*WHAT YOU HAVE TO DO*.
Select, from the data, each line where "常温抗折强度" occurs.

*Dataset items*.
------------------------------------------------------------
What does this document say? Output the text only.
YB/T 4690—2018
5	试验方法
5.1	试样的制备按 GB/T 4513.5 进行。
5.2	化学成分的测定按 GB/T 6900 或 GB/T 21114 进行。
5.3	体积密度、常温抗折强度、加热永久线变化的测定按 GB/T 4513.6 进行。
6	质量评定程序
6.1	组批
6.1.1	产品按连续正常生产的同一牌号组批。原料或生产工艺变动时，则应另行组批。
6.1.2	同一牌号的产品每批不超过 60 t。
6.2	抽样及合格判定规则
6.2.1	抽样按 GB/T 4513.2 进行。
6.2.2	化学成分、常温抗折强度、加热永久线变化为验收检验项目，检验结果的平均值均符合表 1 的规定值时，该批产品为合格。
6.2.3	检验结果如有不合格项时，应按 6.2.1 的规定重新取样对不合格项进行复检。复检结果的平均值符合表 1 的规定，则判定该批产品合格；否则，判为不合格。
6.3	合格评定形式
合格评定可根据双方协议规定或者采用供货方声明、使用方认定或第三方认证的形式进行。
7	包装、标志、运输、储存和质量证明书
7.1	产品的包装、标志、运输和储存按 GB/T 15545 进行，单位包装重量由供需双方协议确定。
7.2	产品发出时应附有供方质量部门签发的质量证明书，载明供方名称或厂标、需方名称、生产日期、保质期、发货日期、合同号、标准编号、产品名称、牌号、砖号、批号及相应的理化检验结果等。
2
------------------------------------------------------------
*THE RESULT*.
5.3	体积密度、常温抗折强度、加热永久线变化的测定按 GB/T 4513.6 进行。
6.2.2	化学成分、常温抗折强度、加热永久线变化为验收检验项目，检验结果的平均值均符合表 1 的规定值时，该批产品为合格。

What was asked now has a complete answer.